begin

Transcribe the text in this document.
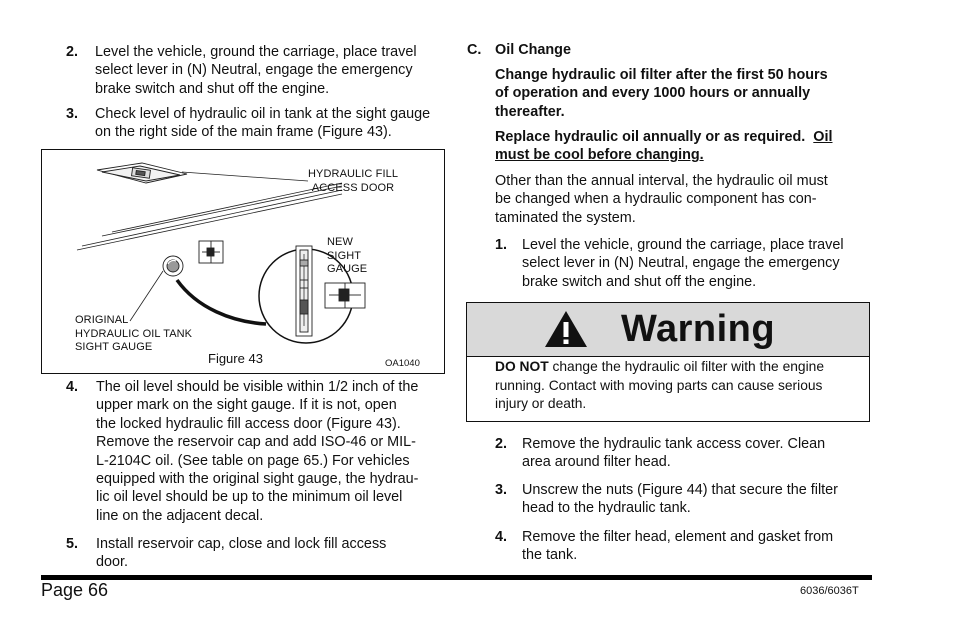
2. Level the vehicle, ground the carriage, place travel
select lever in (N) Neutral, engage the emergency
brake switch and shut off the engine.
3. Check level of hydraulic oil in tank at the sight gauge
on the right side of the main frame (Figure 43).
HYDRAULIC FILL
ACCESS DOOR
NEW
SIGHT
GAUGE
ORIGINAL
HYDRAULIC OIL TANK
SIGHT GAUGE
Figure 43	OA1040
4. The oil level should be visible within 1/2 inch of the
upper mark on the sight gauge. If it is not, open
the locked hydraulic fill access door (Figure 43).
Remove the reservoir cap and add ISO-46 or MIL-
L-2104C oil. (See table on page 65.) For vehicles
equipped with the original sight gauge, the hydrau-
lic oil level should be up to the minimum oil level
line on the adjacent decal.
5. Install reservoir cap, close and lock fill access
door.
C. Oil Change
Change hydraulic oil filter after the first 50 hours
of operation and every 1000 hours or annually
thereafter.
Replace hydraulic oil annually or as required.  Oil
must be cool before changing.
Other than the annual interval, the hydraulic oil must
be changed when a hydraulic component has con-
taminated the system.
1. Level the vehicle, ground the carriage, place travel
select lever in (N) Neutral, engage the emergency
brake switch and shut off the engine.
Warning
DO NOT change the hydraulic oil filter with the engine
running. Contact with moving parts can cause serious
injury or death.
2. Remove the hydraulic tank access cover. Clean
area around filter head.
3. Unscrew the nuts (Figure 44) that secure the filter
head to the hydraulic tank.
4. Remove the filter head, element and gasket from
the tank.
Page 66	6036/6036T
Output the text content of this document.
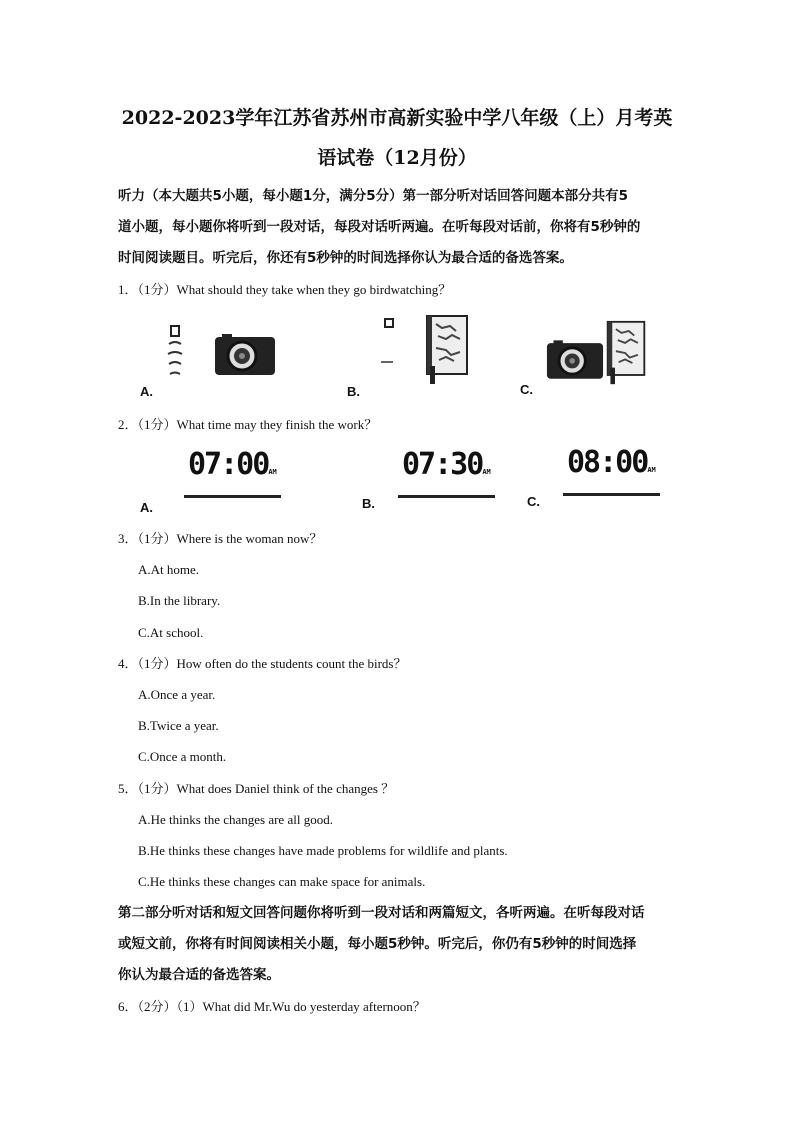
2022-2023学年江苏省苏州市高新实验中学八年级（上）月考英
语试卷（12月份）
听力（本大题共5小题，每小题1分，满分5分）第一部分听对话回答问题本部分共有5
道小题，每小题你将听到一段对话，每段对话听两遍。在听每段对话前，你将有5秒钟的
时间阅读题目。听完后，你还有5秒钟的时间选择你认为最合适的备选答案。
1．（1分）What should they take when they go birdwatching？
A.	B.	C.
2．（1分）What time may they finish the work？
07:00AM
A.
07:30AM
B.
08:00AM
C.
3．（1分）Where is the woman now？
A.At home.
B.In the library.
C.At school.
4．（1分）How often do the students count the birds？
A.Once a year.
B.Twice a year.
C.Once a month.
5．（1分）What does Daniel think of the changes ？
A.He thinks the changes are all good.
B.He thinks these changes have made problems for wildlife and plants.
C.He thinks these changes can make space for animals.
第二部分听对话和短文回答问题你将听到一段对话和两篇短文，各听两遍。在听每段对话
或短文前，你将有时间阅读相关小题，每小题5秒钟。听完后，你仍有5秒钟的时间选择
你认为最合适的备选答案。
6．（2分）（1）What did Mr.Wu do yesterday afternoon？
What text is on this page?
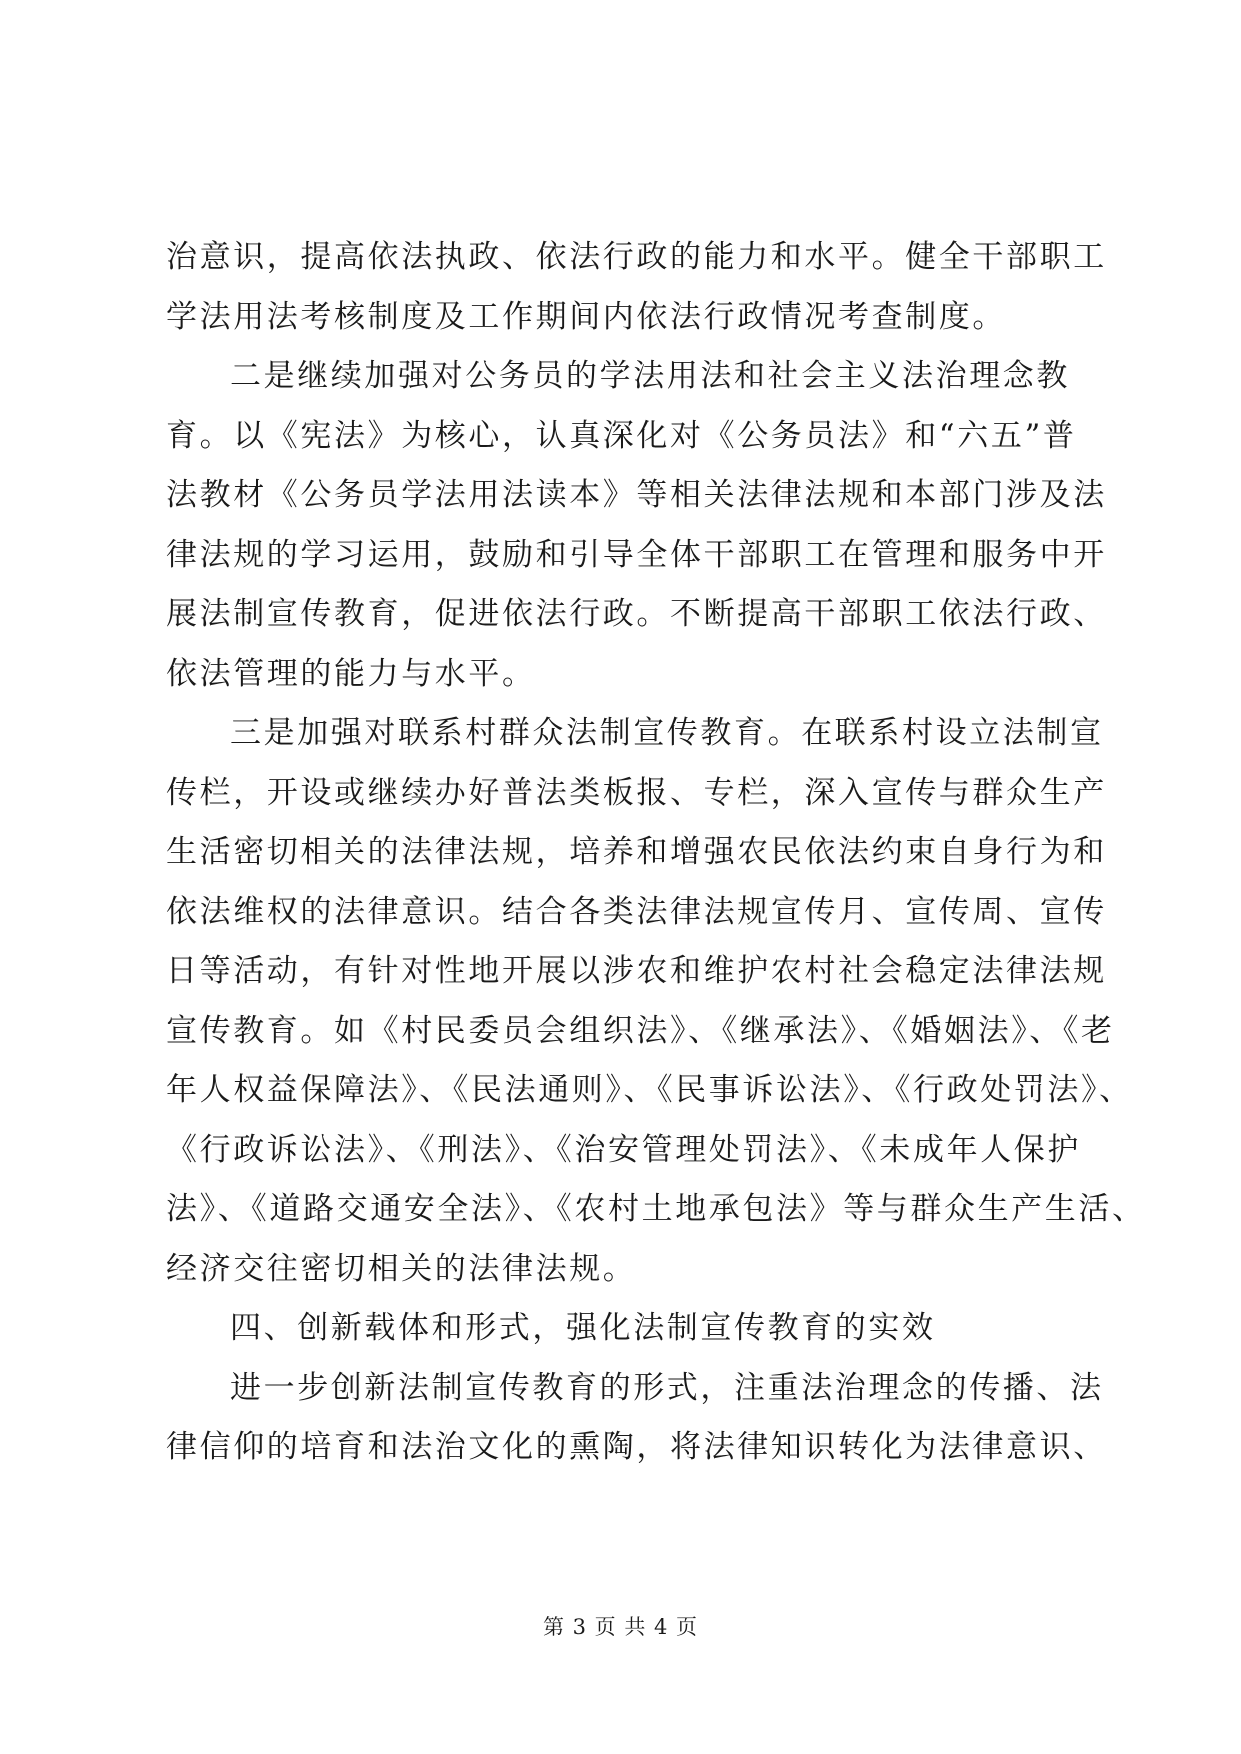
治意识，提高依法执政、依法行政的能力和水平。健全干部职工
学法用法考核制度及工作期间内依法行政情况考查制度。
二是继续加强对公务员的学法用法和社会主义法治理念教
育。以《宪法》为核心，认真深化对《公务员法》和“六五”普
法教材《公务员学法用法读本》等相关法律法规和本部门涉及法
律法规的学习运用，鼓励和引导全体干部职工在管理和服务中开
展法制宣传教育，促进依法行政。不断提高干部职工依法行政、
依法管理的能力与水平。
三是加强对联系村群众法制宣传教育。在联系村设立法制宣
传栏，开设或继续办好普法类板报、专栏，深入宣传与群众生产
生活密切相关的法律法规，培养和增强农民依法约束自身行为和
依法维权的法律意识。结合各类法律法规宣传月、宣传周、宣传
日等活动，有针对性地开展以涉农和维护农村社会稳定法律法规
宣传教育。如《村民委员会组织法》、《继承法》、《婚姻法》、《老
年人权益保障法》、《民法通则》、《民事诉讼法》、《行政处罚法》、
《行政诉讼法》、《刑法》、《治安管理处罚法》、《未成年人保护
法》、《道路交通安全法》、《农村土地承包法》等与群众生产生活、
经济交往密切相关的法律法规。
四、创新载体和形式，强化法制宣传教育的实效
进一步创新法制宣传教育的形式，注重法治理念的传播、法
律信仰的培育和法治文化的熏陶，将法律知识转化为法律意识、
第 3 页 共 4 页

end

# [Directions]
Quote the full listing above word for word; exclude every picture from the copy.

# [Task response]
Transcribe the text in this document.
2. Level the vehicle, ground the carriage, place travel
select lever in (N) Neutral, engage the emergency
brake switch and shut off the engine.
3. Check level of hydraulic oil in tank at the sight gauge
on the right side of the main frame (Figure 43).
HYDRAULIC FILL
ACCESS DOOR
NEW
SIGHT
GAUGE
ORIGINAL
HYDRAULIC OIL TANK
SIGHT GAUGE
Figure 43	OA1040
4. The oil level should be visible within 1/2 inch of the
upper mark on the sight gauge. If it is not, open
the locked hydraulic fill access door (Figure 43).
Remove the reservoir cap and add ISO-46 or MIL-
L-2104C oil. (See table on page 65.) For vehicles
equipped with the original sight gauge, the hydrau-
lic oil level should be up to the minimum oil level
line on the adjacent decal.
5. Install reservoir cap, close and lock fill access
door.
C. Oil Change
Change hydraulic oil filter after the first 50 hours
of operation and every 1000 hours or annually
thereafter.
Replace hydraulic oil annually or as required.  Oil
must be cool before changing.
Other than the annual interval, the hydraulic oil must
be changed when a hydraulic component has con-
taminated the system.
1. Level the vehicle, ground the carriage, place travel
select lever in (N) Neutral, engage the emergency
brake switch and shut off the engine.
Warning
DO NOT change the hydraulic oil filter with the engine
running. Contact with moving parts can cause serious
injury or death.
2. Remove the hydraulic tank access cover. Clean
area around filter head.
3. Unscrew the nuts (Figure 44) that secure the filter
head to the hydraulic tank.
4. Remove the filter head, element and gasket from
the tank.
Page 66	6036/6036T
Output the text content of this document.
2022-2023学年江苏省苏州市高新实验中学八年级（上）月考英
语试卷（12月份）
听力（本大题共5小题，每小题1分，满分5分）第一部分听对话回答问题本部分共有5
道小题，每小题你将听到一段对话，每段对话听两遍。在听每段对话前，你将有5秒钟的
时间阅读题目。听完后，你还有5秒钟的时间选择你认为最合适的备选答案。
1．（1分）What should they take when they go birdwatching？
A.	B.	C.
2．（1分）What time may they finish the work？
07:00AM
A.
07:30AM
B.
08:00AM
C.
3．（1分）Where is the woman now？
A.At home.
B.In the library.
C.At school.
4．（1分）How often do the students count the birds？
A.Once a year.
B.Twice a year.
C.Once a month.
5．（1分）What does Daniel think of the changes ？
A.He thinks the changes are all good.
B.He thinks these changes have made problems for wildlife and plants.
C.He thinks these changes can make space for animals.
第二部分听对话和短文回答问题你将听到一段对话和两篇短文，各听两遍。在听每段对话
或短文前，你将有时间阅读相关小题，每小题5秒钟。听完后，你仍有5秒钟的时间选择
你认为最合适的备选答案。
6．（2分）（1）What did Mr.Wu do yesterday afternoon？
What text is on this page?
治意识，提高依法执政、依法行政的能力和水平。健全干部职工
学法用法考核制度及工作期间内依法行政情况考查制度。
二是继续加强对公务员的学法用法和社会主义法治理念教
育。以《宪法》为核心，认真深化对《公务员法》和“六五”普
法教材《公务员学法用法读本》等相关法律法规和本部门涉及法
律法规的学习运用，鼓励和引导全体干部职工在管理和服务中开
展法制宣传教育，促进依法行政。不断提高干部职工依法行政、
依法管理的能力与水平。
三是加强对联系村群众法制宣传教育。在联系村设立法制宣
传栏，开设或继续办好普法类板报、专栏，深入宣传与群众生产
生活密切相关的法律法规，培养和增强农民依法约束自身行为和
依法维权的法律意识。结合各类法律法规宣传月、宣传周、宣传
日等活动，有针对性地开展以涉农和维护农村社会稳定法律法规
宣传教育。如《村民委员会组织法》、《继承法》、《婚姻法》、《老
年人权益保障法》、《民法通则》、《民事诉讼法》、《行政处罚法》、
《行政诉讼法》、《刑法》、《治安管理处罚法》、《未成年人保护
法》、《道路交通安全法》、《农村土地承包法》等与群众生产生活、
经济交往密切相关的法律法规。
四、创新载体和形式，强化法制宣传教育的实效
进一步创新法制宣传教育的形式，注重法治理念的传播、法
律信仰的培育和法治文化的熏陶，将法律知识转化为法律意识、
第 3 页 共 4 页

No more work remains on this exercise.